Direction -> Leave out the images; return the rest of the data exactly.

--- BEGIN Input records ---

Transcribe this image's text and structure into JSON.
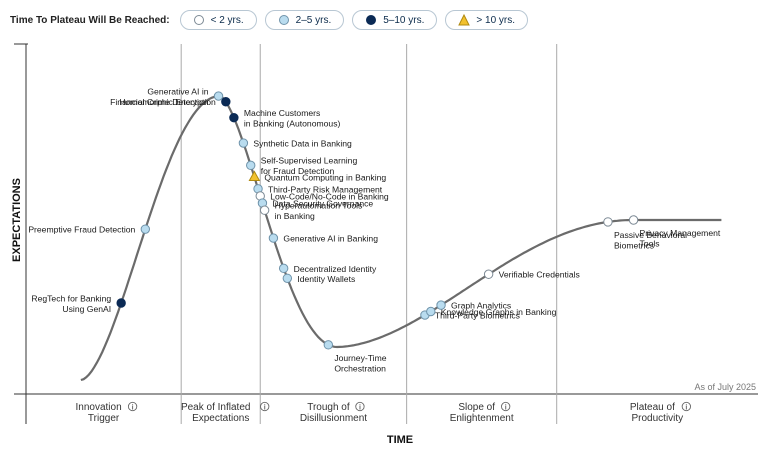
{
  "legend": {
    "title": "Time To Plateau Will Be Reached:",
    "items": [
      {
        "key": "lt2",
        "label": "< 2 yrs.",
        "fill": "#ffffff",
        "stroke": "#7d8a95",
        "shape": "circle"
      },
      {
        "key": "2to5",
        "label": "2–5 yrs.",
        "fill": "#b9dcef",
        "stroke": "#6f93aa",
        "shape": "circle"
      },
      {
        "key": "5to10",
        "label": "5–10 yrs.",
        "fill": "#0b2a55",
        "stroke": "#0b2a55",
        "shape": "circle"
      },
      {
        "key": "gt10",
        "label": "> 10 yrs.",
        "fill": "#f2c12e",
        "stroke": "#b08a10",
        "shape": "triangle"
      }
    ]
  },
  "chart_data": {
    "type": "scatter",
    "title": "",
    "xlabel": "TIME",
    "ylabel": "EXPECTATIONS",
    "as_of": "As of July 2025",
    "phases": [
      {
        "line1": "Innovation",
        "line2": "Trigger"
      },
      {
        "line1": "Peak of Inflated",
        "line2": "Expectations"
      },
      {
        "line1": "Trough of",
        "line2": "Disillusionment"
      },
      {
        "line1": "Slope of",
        "line2": "Enlightenment"
      },
      {
        "line1": "Plateau of",
        "line2": "Productivity"
      }
    ],
    "phase_boundaries_t": [
      0.212,
      0.32,
      0.52,
      0.725
    ],
    "curve_t_range": [
      0.075,
      0.95
    ],
    "series": [
      {
        "name": "RegTech for Banking Using GenAI",
        "lines": [
          "RegTech for Banking",
          "Using GenAI"
        ],
        "t": 0.13,
        "plateau": "5to10",
        "side": "left"
      },
      {
        "name": "Preemptive Fraud Detection",
        "lines": [
          "Preemptive Fraud Detection"
        ],
        "t": 0.163,
        "plateau": "2to5",
        "side": "left"
      },
      {
        "name": "Generative AI in Financial Crime Detection",
        "lines": [
          "Generative AI in",
          "Financial Crime Detection"
        ],
        "t": 0.263,
        "plateau": "2to5",
        "side": "left"
      },
      {
        "name": "Homomorphic Encryption",
        "lines": [
          "Homomorphic Encryption"
        ],
        "t": 0.273,
        "plateau": "5to10",
        "side": "left"
      },
      {
        "name": "Machine Customers in Banking (Autonomous)",
        "lines": [
          "Machine Customers",
          "in Banking (Autonomous)"
        ],
        "t": 0.284,
        "plateau": "5to10",
        "side": "right"
      },
      {
        "name": "Synthetic Data in Banking",
        "lines": [
          "Synthetic Data in Banking"
        ],
        "t": 0.297,
        "plateau": "2to5",
        "side": "right"
      },
      {
        "name": "Self-Supervised Learning for Fraud Detection",
        "lines": [
          "Self-Supervised Learning",
          "for Fraud Detection"
        ],
        "t": 0.307,
        "plateau": "2to5",
        "side": "right"
      },
      {
        "name": "Quantum Computing in Banking",
        "lines": [
          "Quantum Computing in Banking"
        ],
        "t": 0.312,
        "plateau": "gt10",
        "side": "right"
      },
      {
        "name": "Third-Party Risk Management",
        "lines": [
          "Third-Party Risk Management"
        ],
        "t": 0.317,
        "plateau": "2to5",
        "side": "right"
      },
      {
        "name": "Low-Code/No-Code in Banking",
        "lines": [
          "Low-Code/No-Code in Banking"
        ],
        "t": 0.32,
        "plateau": "lt2",
        "side": "right"
      },
      {
        "name": "Data Security Governance",
        "lines": [
          "Data Security Governance"
        ],
        "t": 0.323,
        "plateau": "2to5",
        "side": "right"
      },
      {
        "name": "Hyperautomation Tools in Banking",
        "lines": [
          "Hyperautomation Tools",
          "in Banking"
        ],
        "t": 0.326,
        "plateau": "lt2",
        "side": "right"
      },
      {
        "name": "Generative AI in Banking",
        "lines": [
          "Generative AI in Banking"
        ],
        "t": 0.338,
        "plateau": "2to5",
        "side": "right"
      },
      {
        "name": "Decentralized Identity",
        "lines": [
          "Decentralized Identity"
        ],
        "t": 0.352,
        "plateau": "2to5",
        "side": "right"
      },
      {
        "name": "Identity Wallets",
        "lines": [
          "Identity Wallets"
        ],
        "t": 0.357,
        "plateau": "2to5",
        "side": "right"
      },
      {
        "name": "Journey-Time Orchestration",
        "lines": [
          "Journey-Time",
          "Orchestration"
        ],
        "t": 0.413,
        "plateau": "2to5",
        "side": "below"
      },
      {
        "name": "Third-Party Biometrics",
        "lines": [
          "Third-Party Biometrics"
        ],
        "t": 0.545,
        "plateau": "2to5",
        "side": "right"
      },
      {
        "name": "Knowledge Graphs in Banking",
        "lines": [
          "Knowledge Graphs in Banking"
        ],
        "t": 0.553,
        "plateau": "2to5",
        "side": "right"
      },
      {
        "name": "Graph Analytics",
        "lines": [
          "Graph Analytics"
        ],
        "t": 0.567,
        "plateau": "2to5",
        "side": "right"
      },
      {
        "name": "Verifiable Credentials",
        "lines": "Verifiable Credentials",
        "t": 0.632,
        "plateau": "lt2",
        "side": "right"
      },
      {
        "name": "Passive Behavioral Biometrics",
        "lines": [
          "Passive Behavioral",
          "Biometrics"
        ],
        "t": 0.795,
        "plateau": "lt2",
        "side": "below"
      },
      {
        "name": "Privacy Management Tools",
        "lines": [
          "Privacy Management",
          "Tools"
        ],
        "t": 0.83,
        "plateau": "lt2",
        "side": "below"
      }
    ]
  }
}
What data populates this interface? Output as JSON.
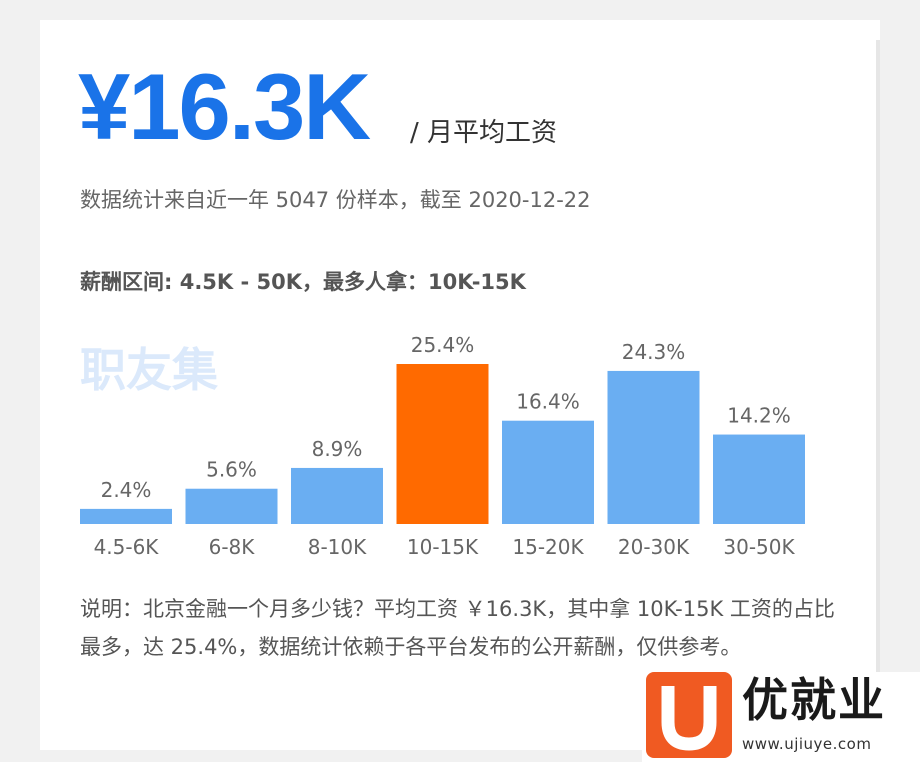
{
  "summary": {
    "salary_value": "¥16.3K",
    "salary_unit": "/ 月平均工资",
    "stat_note": "数据统计来自近一年 5047 份样本，截至 2020-12-22",
    "range_line": "薪酬区间: 4.5K - 50K，最多人拿：10K-15K"
  },
  "watermark": "职友集",
  "description": "说明：北京金融一个月多少钱？平均工资 ￥16.3K，其中拿 10K-15K 工资的占比最多，达 25.4%，数据统计依赖于各平台发布的公开薪酬，仅供参考。",
  "brand": {
    "name": "优就业",
    "url": "www.ujiuye.com"
  },
  "colors": {
    "accent": "#1a73e8",
    "bar": "#6aaef2",
    "highlight": "#ff6a00",
    "logo": "#f05a22"
  },
  "chart_data": {
    "type": "bar",
    "categories": [
      "4.5-6K",
      "6-8K",
      "8-10K",
      "10-15K",
      "15-20K",
      "20-30K",
      "30-50K"
    ],
    "values": [
      2.4,
      5.6,
      8.9,
      25.4,
      16.4,
      24.3,
      14.2
    ],
    "value_labels": [
      "2.4%",
      "5.6%",
      "8.9%",
      "25.4%",
      "16.4%",
      "24.3%",
      "14.2%"
    ],
    "highlight_index": 3,
    "ylim": [
      0,
      25.4
    ],
    "grid": false,
    "axes_visible": false
  }
}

--- END Input records ---

Answer to the problem ->
Transcribe this image's text and structure into JSON.
{
  "legend": {
    "title": "Time To Plateau Will Be Reached:",
    "items": [
      {
        "key": "lt2",
        "label": "< 2 yrs.",
        "fill": "#ffffff",
        "stroke": "#7d8a95",
        "shape": "circle"
      },
      {
        "key": "2to5",
        "label": "2–5 yrs.",
        "fill": "#b9dcef",
        "stroke": "#6f93aa",
        "shape": "circle"
      },
      {
        "key": "5to10",
        "label": "5–10 yrs.",
        "fill": "#0b2a55",
        "stroke": "#0b2a55",
        "shape": "circle"
      },
      {
        "key": "gt10",
        "label": "> 10 yrs.",
        "fill": "#f2c12e",
        "stroke": "#b08a10",
        "shape": "triangle"
      }
    ]
  },
  "chart_data": {
    "type": "scatter",
    "title": "",
    "xlabel": "TIME",
    "ylabel": "EXPECTATIONS",
    "as_of": "As of July 2025",
    "phases": [
      {
        "line1": "Innovation",
        "line2": "Trigger"
      },
      {
        "line1": "Peak of Inflated",
        "line2": "Expectations"
      },
      {
        "line1": "Trough of",
        "line2": "Disillusionment"
      },
      {
        "line1": "Slope of",
        "line2": "Enlightenment"
      },
      {
        "line1": "Plateau of",
        "line2": "Productivity"
      }
    ],
    "phase_boundaries_t": [
      0.212,
      0.32,
      0.52,
      0.725
    ],
    "curve_t_range": [
      0.075,
      0.95
    ],
    "series": [
      {
        "name": "RegTech for Banking Using GenAI",
        "lines": [
          "RegTech for Banking",
          "Using GenAI"
        ],
        "t": 0.13,
        "plateau": "5to10",
        "side": "left"
      },
      {
        "name": "Preemptive Fraud Detection",
        "lines": [
          "Preemptive Fraud Detection"
        ],
        "t": 0.163,
        "plateau": "2to5",
        "side": "left"
      },
      {
        "name": "Generative AI in Financial Crime Detection",
        "lines": [
          "Generative AI in",
          "Financial Crime Detection"
        ],
        "t": 0.263,
        "plateau": "2to5",
        "side": "left"
      },
      {
        "name": "Homomorphic Encryption",
        "lines": [
          "Homomorphic Encryption"
        ],
        "t": 0.273,
        "plateau": "5to10",
        "side": "left"
      },
      {
        "name": "Machine Customers in Banking (Autonomous)",
        "lines": [
          "Machine Customers",
          "in Banking (Autonomous)"
        ],
        "t": 0.284,
        "plateau": "5to10",
        "side": "right"
      },
      {
        "name": "Synthetic Data in Banking",
        "lines": [
          "Synthetic Data in Banking"
        ],
        "t": 0.297,
        "plateau": "2to5",
        "side": "right"
      },
      {
        "name": "Self-Supervised Learning for Fraud Detection",
        "lines": [
          "Self-Supervised Learning",
          "for Fraud Detection"
        ],
        "t": 0.307,
        "plateau": "2to5",
        "side": "right"
      },
      {
        "name": "Quantum Computing in Banking",
        "lines": [
          "Quantum Computing in Banking"
        ],
        "t": 0.312,
        "plateau": "gt10",
        "side": "right"
      },
      {
        "name": "Third-Party Risk Management",
        "lines": [
          "Third-Party Risk Management"
        ],
        "t": 0.317,
        "plateau": "2to5",
        "side": "right"
      },
      {
        "name": "Low-Code/No-Code in Banking",
        "lines": [
          "Low-Code/No-Code in Banking"
        ],
        "t": 0.32,
        "plateau": "lt2",
        "side": "right"
      },
      {
        "name": "Data Security Governance",
        "lines": [
          "Data Security Governance"
        ],
        "t": 0.323,
        "plateau": "2to5",
        "side": "right"
      },
      {
        "name": "Hyperautomation Tools in Banking",
        "lines": [
          "Hyperautomation Tools",
          "in Banking"
        ],
        "t": 0.326,
        "plateau": "lt2",
        "side": "right"
      },
      {
        "name": "Generative AI in Banking",
        "lines": [
          "Generative AI in Banking"
        ],
        "t": 0.338,
        "plateau": "2to5",
        "side": "right"
      },
      {
        "name": "Decentralized Identity",
        "lines": [
          "Decentralized Identity"
        ],
        "t": 0.352,
        "plateau": "2to5",
        "side": "right"
      },
      {
        "name": "Identity Wallets",
        "lines": [
          "Identity Wallets"
        ],
        "t": 0.357,
        "plateau": "2to5",
        "side": "right"
      },
      {
        "name": "Journey-Time Orchestration",
        "lines": [
          "Journey-Time",
          "Orchestration"
        ],
        "t": 0.413,
        "plateau": "2to5",
        "side": "below"
      },
      {
        "name": "Third-Party Biometrics",
        "lines": [
          "Third-Party Biometrics"
        ],
        "t": 0.545,
        "plateau": "2to5",
        "side": "right"
      },
      {
        "name": "Knowledge Graphs in Banking",
        "lines": [
          "Knowledge Graphs in Banking"
        ],
        "t": 0.553,
        "plateau": "2to5",
        "side": "right"
      },
      {
        "name": "Graph Analytics",
        "lines": [
          "Graph Analytics"
        ],
        "t": 0.567,
        "plateau": "2to5",
        "side": "right"
      },
      {
        "name": "Verifiable Credentials",
        "lines": "Verifiable Credentials",
        "t": 0.632,
        "plateau": "lt2",
        "side": "right"
      },
      {
        "name": "Passive Behavioral Biometrics",
        "lines": [
          "Passive Behavioral",
          "Biometrics"
        ],
        "t": 0.795,
        "plateau": "lt2",
        "side": "below"
      },
      {
        "name": "Privacy Management Tools",
        "lines": [
          "Privacy Management",
          "Tools"
        ],
        "t": 0.83,
        "plateau": "lt2",
        "side": "below"
      }
    ]
  }
}
What data populates this interface? Output as JSON.
{
  "summary": {
    "salary_value": "¥16.3K",
    "salary_unit": "/ 月平均工资",
    "stat_note": "数据统计来自近一年 5047 份样本，截至 2020-12-22",
    "range_line": "薪酬区间: 4.5K - 50K，最多人拿：10K-15K"
  },
  "watermark": "职友集",
  "description": "说明：北京金融一个月多少钱？平均工资 ￥16.3K，其中拿 10K-15K 工资的占比最多，达 25.4%，数据统计依赖于各平台发布的公开薪酬，仅供参考。",
  "brand": {
    "name": "优就业",
    "url": "www.ujiuye.com"
  },
  "colors": {
    "accent": "#1a73e8",
    "bar": "#6aaef2",
    "highlight": "#ff6a00",
    "logo": "#f05a22"
  },
  "chart_data": {
    "type": "bar",
    "categories": [
      "4.5-6K",
      "6-8K",
      "8-10K",
      "10-15K",
      "15-20K",
      "20-30K",
      "30-50K"
    ],
    "values": [
      2.4,
      5.6,
      8.9,
      25.4,
      16.4,
      24.3,
      14.2
    ],
    "value_labels": [
      "2.4%",
      "5.6%",
      "8.9%",
      "25.4%",
      "16.4%",
      "24.3%",
      "14.2%"
    ],
    "highlight_index": 3,
    "ylim": [
      0,
      25.4
    ],
    "grid": false,
    "axes_visible": false
  }
}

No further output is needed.